## DIRECTIVE
Write out the data below word for word, from the very beginning through the line that contains "colorbar-tick-label-3: 1.5 <box>759", including that line.

(Dataset items)

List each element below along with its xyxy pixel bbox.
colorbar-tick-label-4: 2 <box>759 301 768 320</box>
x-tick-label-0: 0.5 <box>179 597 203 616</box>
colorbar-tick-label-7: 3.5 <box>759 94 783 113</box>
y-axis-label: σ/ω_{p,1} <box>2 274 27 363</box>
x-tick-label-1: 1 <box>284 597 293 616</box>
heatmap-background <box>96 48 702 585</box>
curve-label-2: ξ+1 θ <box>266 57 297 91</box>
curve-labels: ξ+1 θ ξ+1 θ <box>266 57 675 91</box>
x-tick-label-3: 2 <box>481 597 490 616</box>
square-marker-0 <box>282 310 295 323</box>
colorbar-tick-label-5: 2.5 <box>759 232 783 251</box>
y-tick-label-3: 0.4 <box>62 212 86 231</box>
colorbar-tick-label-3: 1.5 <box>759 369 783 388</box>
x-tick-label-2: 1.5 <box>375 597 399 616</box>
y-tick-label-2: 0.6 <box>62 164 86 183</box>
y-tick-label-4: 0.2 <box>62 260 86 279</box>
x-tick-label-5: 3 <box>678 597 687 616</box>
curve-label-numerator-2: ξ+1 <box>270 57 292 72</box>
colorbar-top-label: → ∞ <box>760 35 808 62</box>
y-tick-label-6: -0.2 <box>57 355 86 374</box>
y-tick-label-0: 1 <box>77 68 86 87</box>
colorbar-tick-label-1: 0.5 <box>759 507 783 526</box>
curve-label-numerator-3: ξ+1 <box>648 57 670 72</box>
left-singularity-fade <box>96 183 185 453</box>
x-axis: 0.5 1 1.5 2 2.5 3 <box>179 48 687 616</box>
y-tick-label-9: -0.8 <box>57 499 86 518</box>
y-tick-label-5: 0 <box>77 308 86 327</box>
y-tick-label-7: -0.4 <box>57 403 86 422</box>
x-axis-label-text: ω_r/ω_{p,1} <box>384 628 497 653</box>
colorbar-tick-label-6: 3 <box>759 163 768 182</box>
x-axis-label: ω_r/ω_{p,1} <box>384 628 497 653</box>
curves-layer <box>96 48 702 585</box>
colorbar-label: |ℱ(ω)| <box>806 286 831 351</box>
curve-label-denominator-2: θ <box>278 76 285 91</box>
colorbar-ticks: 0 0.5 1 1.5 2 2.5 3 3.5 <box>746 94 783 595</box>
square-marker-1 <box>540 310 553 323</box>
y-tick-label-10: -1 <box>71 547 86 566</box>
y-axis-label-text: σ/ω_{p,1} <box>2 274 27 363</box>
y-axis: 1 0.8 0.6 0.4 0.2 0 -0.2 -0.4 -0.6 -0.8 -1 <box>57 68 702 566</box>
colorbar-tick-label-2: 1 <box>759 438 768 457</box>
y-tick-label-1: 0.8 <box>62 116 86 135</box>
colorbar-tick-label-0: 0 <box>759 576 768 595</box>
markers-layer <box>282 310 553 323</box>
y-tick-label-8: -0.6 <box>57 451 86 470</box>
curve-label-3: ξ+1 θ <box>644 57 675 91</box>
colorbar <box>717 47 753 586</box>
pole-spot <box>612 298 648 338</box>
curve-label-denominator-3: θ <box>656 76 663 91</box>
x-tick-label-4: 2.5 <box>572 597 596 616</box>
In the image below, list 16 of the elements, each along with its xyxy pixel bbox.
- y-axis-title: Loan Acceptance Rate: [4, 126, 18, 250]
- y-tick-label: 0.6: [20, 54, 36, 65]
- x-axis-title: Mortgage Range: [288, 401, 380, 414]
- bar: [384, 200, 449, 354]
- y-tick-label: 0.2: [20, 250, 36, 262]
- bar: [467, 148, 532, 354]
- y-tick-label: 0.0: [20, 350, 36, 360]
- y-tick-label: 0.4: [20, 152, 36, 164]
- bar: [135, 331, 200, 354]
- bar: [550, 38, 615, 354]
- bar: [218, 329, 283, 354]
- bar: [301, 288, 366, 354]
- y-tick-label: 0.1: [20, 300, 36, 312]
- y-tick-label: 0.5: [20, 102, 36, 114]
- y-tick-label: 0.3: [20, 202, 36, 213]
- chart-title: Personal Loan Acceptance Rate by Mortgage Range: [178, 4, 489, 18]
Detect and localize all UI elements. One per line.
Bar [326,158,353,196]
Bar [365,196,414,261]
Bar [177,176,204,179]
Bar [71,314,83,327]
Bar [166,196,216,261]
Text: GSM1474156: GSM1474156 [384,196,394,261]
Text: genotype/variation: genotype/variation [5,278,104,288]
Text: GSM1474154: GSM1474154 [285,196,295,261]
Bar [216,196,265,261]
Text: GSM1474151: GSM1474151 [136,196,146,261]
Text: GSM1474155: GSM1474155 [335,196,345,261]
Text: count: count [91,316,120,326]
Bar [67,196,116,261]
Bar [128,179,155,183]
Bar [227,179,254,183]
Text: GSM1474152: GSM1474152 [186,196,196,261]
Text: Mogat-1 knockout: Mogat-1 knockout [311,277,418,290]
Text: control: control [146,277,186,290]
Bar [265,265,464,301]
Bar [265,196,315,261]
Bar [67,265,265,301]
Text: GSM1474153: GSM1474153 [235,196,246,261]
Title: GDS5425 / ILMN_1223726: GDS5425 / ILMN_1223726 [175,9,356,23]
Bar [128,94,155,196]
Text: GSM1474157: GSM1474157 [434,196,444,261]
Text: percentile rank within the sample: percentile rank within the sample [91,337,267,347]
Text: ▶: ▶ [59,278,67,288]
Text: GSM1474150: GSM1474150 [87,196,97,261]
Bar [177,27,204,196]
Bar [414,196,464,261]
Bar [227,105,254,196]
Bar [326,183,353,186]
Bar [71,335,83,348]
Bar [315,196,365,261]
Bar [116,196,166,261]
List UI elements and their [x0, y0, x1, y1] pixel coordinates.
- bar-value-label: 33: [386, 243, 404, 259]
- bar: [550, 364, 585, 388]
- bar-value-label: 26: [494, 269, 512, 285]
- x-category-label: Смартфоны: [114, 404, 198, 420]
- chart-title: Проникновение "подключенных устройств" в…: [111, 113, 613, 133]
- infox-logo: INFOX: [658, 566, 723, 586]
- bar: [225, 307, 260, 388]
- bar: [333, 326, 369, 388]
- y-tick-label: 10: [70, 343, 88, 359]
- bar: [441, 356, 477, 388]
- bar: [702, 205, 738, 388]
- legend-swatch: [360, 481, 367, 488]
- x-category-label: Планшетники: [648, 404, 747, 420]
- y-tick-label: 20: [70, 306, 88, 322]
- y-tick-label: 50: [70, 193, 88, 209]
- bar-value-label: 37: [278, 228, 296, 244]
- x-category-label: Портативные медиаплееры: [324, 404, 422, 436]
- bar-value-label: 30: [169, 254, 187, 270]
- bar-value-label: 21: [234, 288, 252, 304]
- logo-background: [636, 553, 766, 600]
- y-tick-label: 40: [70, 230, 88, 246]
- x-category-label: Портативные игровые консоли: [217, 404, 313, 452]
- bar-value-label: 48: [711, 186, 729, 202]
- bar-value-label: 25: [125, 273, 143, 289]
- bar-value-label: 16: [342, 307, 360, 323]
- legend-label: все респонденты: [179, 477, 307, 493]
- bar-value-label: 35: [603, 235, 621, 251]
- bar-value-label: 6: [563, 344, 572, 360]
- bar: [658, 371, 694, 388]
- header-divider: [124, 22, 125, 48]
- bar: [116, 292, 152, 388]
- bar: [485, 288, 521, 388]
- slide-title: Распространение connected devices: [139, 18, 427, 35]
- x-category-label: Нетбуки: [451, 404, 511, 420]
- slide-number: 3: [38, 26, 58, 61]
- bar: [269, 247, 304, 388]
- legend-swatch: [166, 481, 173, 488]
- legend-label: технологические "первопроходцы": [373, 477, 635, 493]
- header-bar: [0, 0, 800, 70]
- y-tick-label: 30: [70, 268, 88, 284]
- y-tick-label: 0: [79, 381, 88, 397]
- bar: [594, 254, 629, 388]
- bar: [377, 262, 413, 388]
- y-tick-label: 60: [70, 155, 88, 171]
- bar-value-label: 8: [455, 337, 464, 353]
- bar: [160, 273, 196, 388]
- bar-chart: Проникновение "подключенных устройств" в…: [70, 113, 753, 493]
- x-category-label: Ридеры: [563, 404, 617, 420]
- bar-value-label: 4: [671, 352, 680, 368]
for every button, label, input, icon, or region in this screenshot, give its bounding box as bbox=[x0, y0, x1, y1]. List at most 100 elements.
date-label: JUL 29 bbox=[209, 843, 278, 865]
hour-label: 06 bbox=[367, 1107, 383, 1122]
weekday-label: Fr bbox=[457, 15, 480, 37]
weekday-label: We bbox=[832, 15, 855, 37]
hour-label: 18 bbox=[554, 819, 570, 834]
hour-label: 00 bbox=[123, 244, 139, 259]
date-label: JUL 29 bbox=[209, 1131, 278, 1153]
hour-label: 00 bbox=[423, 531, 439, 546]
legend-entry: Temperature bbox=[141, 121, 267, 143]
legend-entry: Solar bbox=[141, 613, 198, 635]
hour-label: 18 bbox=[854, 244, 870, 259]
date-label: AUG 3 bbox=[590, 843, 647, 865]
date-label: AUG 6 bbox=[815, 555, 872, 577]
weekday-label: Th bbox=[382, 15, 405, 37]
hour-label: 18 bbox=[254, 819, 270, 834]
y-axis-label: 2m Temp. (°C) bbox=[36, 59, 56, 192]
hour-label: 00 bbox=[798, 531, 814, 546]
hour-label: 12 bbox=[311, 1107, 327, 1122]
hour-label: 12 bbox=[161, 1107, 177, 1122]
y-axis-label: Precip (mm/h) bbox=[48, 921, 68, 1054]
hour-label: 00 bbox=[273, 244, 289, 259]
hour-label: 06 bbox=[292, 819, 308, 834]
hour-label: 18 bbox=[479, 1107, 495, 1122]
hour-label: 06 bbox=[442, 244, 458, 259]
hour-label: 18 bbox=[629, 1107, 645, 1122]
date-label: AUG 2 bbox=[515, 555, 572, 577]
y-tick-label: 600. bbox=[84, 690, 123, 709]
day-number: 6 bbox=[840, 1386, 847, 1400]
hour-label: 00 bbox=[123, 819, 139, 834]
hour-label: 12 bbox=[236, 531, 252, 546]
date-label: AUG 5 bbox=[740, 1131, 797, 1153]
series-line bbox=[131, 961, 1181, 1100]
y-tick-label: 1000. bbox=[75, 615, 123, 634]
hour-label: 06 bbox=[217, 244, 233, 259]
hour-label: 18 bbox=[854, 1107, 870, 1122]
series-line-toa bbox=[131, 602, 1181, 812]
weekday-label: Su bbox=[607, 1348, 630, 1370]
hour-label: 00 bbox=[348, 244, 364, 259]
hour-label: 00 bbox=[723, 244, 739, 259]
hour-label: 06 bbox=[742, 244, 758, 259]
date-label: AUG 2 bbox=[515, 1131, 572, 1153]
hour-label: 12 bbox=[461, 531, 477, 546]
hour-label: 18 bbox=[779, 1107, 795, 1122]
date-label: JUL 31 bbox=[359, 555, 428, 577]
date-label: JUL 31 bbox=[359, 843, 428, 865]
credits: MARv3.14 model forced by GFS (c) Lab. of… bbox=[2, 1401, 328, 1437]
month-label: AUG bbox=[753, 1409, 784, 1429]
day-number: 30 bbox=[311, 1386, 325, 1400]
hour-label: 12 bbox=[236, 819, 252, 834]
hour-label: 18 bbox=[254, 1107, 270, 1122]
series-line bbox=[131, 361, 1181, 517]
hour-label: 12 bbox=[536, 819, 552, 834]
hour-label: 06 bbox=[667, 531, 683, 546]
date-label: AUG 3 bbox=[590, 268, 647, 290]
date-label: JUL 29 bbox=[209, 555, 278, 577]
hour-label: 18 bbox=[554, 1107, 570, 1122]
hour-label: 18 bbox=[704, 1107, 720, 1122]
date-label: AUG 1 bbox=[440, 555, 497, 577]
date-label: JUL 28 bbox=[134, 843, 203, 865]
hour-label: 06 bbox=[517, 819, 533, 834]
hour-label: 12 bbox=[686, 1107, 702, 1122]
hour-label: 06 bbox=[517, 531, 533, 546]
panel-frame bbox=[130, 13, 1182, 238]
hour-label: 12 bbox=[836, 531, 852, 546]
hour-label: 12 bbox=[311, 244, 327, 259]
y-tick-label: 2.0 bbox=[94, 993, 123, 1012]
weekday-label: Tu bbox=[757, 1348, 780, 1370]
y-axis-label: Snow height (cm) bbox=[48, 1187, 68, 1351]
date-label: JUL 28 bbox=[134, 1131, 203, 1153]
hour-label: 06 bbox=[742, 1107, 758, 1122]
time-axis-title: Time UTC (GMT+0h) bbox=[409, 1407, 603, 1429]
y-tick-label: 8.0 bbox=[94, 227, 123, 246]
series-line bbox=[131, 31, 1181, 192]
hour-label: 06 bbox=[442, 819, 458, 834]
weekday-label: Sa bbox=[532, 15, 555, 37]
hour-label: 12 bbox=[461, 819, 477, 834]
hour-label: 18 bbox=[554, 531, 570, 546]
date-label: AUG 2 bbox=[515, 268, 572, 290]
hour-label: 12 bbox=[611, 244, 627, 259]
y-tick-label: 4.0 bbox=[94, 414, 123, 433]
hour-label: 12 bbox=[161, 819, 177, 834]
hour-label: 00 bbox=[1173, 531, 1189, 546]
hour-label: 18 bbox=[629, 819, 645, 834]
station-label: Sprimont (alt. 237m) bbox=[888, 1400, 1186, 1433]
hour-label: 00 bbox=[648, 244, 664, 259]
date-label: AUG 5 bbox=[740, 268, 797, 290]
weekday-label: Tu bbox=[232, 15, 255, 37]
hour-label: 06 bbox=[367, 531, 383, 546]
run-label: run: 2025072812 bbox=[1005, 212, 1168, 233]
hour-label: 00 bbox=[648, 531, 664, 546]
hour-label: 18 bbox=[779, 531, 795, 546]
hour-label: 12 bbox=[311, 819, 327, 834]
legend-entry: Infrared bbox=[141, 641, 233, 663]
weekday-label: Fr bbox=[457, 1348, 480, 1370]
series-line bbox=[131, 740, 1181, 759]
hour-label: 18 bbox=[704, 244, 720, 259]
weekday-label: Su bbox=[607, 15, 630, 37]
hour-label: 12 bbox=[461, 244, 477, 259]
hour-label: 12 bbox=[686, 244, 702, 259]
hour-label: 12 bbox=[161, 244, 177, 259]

## RESPONSE TO THE TASK
List each element below along with its xyxy pixel bbox.
colorbar-tick-label-4: 2 <box>759 301 768 320</box>
x-tick-label-0: 0.5 <box>179 597 203 616</box>
colorbar-tick-label-7: 3.5 <box>759 94 783 113</box>
y-axis-label: σ/ω_{p,1} <box>2 274 27 363</box>
x-tick-label-1: 1 <box>284 597 293 616</box>
heatmap-background <box>96 48 702 585</box>
curve-label-2: ξ+1 θ <box>266 57 297 91</box>
curve-labels: ξ+1 θ ξ+1 θ <box>266 57 675 91</box>
x-tick-label-3: 2 <box>481 597 490 616</box>
square-marker-0 <box>282 310 295 323</box>
colorbar-tick-label-5: 2.5 <box>759 232 783 251</box>
y-tick-label-3: 0.4 <box>62 212 86 231</box>
colorbar-tick-label-3: 1.5 <box>759 369 783 388</box>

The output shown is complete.